Source material:
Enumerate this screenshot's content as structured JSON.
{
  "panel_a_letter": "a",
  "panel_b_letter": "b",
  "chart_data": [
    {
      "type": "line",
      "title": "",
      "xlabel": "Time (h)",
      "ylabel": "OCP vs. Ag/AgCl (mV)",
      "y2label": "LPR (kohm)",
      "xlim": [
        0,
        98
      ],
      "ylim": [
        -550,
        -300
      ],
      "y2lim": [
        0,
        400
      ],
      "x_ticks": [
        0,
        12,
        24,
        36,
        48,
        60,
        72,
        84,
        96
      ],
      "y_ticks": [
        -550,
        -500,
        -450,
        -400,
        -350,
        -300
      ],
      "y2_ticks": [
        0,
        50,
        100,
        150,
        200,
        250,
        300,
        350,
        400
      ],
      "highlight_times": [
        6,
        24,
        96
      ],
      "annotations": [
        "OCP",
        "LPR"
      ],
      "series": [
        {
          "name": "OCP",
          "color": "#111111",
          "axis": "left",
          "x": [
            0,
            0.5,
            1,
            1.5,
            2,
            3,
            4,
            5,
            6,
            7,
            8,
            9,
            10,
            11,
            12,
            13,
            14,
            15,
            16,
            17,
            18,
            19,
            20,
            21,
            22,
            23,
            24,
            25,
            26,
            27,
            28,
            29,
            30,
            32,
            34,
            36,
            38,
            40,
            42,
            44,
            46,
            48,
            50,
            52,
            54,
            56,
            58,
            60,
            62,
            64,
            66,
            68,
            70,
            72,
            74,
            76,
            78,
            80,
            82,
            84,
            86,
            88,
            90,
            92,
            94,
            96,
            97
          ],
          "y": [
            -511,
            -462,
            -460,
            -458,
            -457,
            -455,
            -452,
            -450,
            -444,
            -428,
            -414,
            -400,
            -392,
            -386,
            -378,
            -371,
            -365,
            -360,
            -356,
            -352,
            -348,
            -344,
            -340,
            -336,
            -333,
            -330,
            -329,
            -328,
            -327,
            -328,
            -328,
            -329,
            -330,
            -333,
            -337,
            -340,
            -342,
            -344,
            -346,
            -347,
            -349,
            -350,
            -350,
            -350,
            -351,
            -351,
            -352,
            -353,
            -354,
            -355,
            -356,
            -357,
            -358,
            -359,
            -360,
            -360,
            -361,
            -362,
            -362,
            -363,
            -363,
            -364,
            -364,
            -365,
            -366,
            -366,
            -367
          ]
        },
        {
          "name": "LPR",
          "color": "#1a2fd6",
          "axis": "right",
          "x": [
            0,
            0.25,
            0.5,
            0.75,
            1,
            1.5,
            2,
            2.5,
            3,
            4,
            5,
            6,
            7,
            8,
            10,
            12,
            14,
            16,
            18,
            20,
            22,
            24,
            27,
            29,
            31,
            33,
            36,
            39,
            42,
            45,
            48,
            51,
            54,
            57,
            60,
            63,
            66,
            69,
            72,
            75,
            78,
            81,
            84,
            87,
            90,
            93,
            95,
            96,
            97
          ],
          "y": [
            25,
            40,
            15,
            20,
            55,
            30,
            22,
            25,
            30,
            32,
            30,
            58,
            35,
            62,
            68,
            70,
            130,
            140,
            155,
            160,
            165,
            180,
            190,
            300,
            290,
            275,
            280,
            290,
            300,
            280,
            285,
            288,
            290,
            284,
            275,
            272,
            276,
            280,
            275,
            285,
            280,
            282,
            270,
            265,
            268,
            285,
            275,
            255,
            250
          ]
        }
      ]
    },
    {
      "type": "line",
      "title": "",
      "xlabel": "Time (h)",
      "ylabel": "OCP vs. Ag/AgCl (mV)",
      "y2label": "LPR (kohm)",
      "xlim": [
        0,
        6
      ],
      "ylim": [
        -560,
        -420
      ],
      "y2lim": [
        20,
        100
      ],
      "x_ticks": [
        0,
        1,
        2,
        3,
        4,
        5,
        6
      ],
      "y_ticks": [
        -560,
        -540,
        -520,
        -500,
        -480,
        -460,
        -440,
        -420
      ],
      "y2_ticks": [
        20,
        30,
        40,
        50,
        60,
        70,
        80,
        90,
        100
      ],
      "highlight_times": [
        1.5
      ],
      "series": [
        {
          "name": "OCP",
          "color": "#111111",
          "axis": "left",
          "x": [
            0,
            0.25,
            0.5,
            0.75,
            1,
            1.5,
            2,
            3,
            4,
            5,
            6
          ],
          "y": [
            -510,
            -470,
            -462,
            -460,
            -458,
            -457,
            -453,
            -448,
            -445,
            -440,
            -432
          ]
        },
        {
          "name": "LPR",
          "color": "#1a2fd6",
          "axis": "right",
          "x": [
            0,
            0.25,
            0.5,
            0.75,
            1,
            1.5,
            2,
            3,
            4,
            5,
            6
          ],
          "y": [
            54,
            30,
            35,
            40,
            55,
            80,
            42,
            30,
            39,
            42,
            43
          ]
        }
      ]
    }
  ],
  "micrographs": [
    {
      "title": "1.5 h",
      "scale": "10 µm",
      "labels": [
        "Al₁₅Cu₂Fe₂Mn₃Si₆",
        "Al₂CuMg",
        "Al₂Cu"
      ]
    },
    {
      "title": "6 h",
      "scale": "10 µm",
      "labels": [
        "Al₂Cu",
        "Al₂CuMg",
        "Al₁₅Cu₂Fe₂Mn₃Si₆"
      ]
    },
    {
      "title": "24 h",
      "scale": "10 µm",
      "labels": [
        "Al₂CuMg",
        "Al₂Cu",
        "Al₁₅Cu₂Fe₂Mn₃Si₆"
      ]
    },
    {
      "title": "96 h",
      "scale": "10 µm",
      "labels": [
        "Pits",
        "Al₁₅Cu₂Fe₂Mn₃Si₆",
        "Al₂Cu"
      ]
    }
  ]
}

* * *

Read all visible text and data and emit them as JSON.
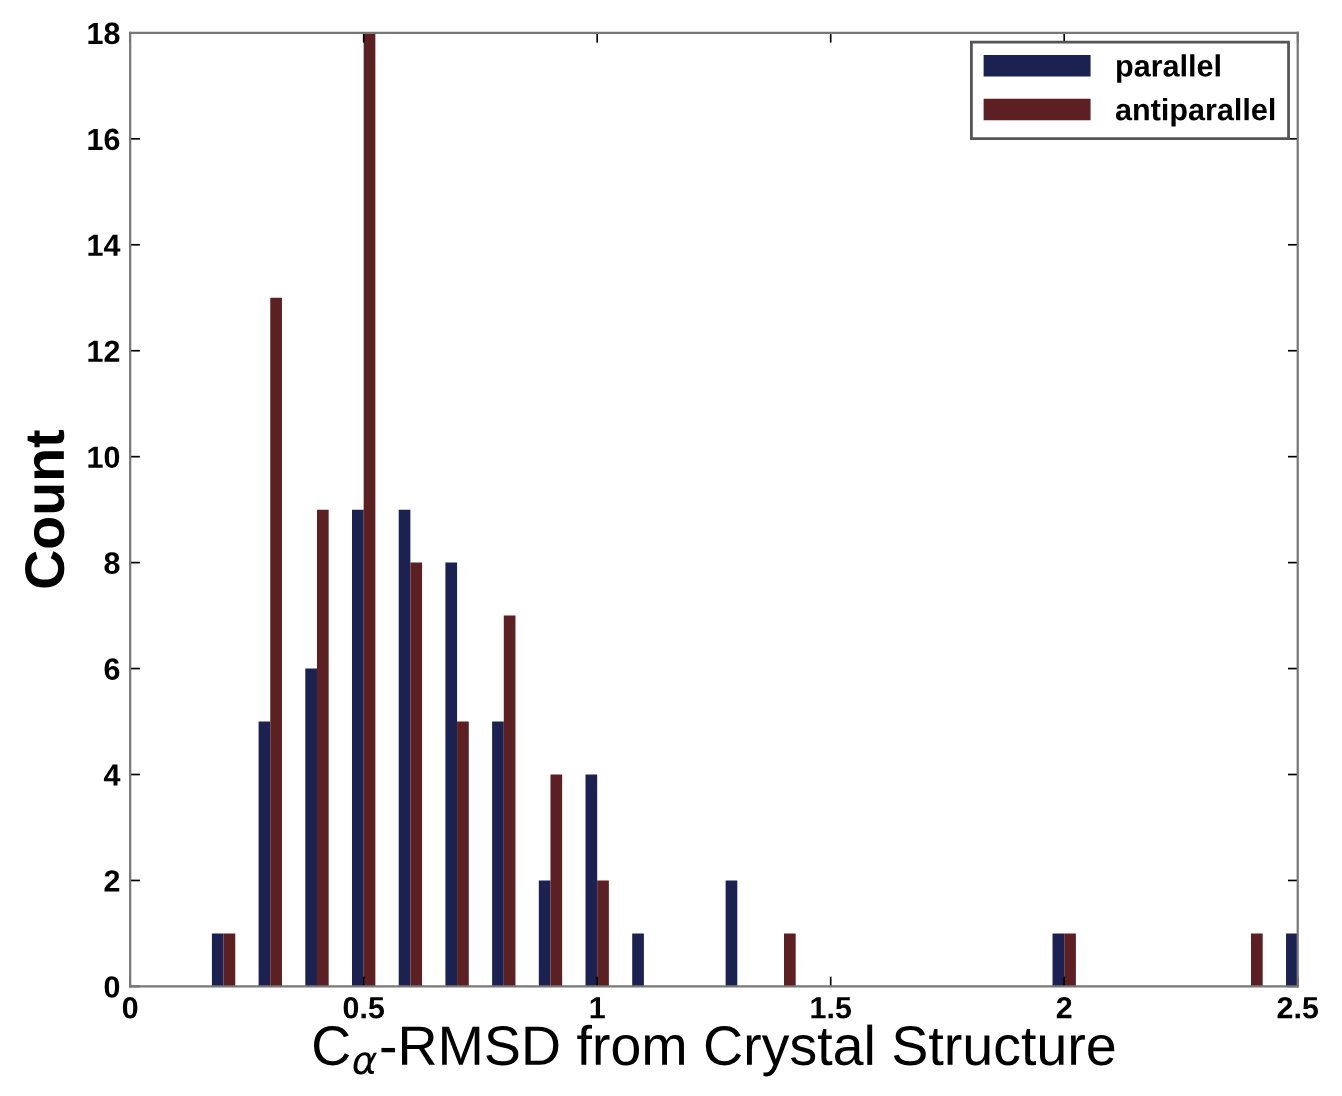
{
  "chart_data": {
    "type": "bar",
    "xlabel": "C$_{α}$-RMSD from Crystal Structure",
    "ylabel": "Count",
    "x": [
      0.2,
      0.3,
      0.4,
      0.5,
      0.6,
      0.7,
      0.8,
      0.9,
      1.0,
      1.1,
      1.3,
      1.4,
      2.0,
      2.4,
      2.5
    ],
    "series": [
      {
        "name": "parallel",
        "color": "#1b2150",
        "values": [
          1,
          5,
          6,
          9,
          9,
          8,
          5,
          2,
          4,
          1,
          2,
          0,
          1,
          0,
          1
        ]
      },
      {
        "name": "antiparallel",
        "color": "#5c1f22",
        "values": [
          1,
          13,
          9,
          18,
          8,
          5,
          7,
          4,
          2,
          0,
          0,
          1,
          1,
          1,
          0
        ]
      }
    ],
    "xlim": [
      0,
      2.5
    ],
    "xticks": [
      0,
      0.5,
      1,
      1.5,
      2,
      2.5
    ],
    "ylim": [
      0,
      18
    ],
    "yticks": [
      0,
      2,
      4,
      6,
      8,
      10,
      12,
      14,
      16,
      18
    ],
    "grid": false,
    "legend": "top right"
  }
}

Exercise: Gather all lines of the records that include the word "title".

Task result:
      "title": "",
      "title": "",
      "title": "1.5 h",
      "title": "6 h",
      "title": "24 h",
      "title": "96 h",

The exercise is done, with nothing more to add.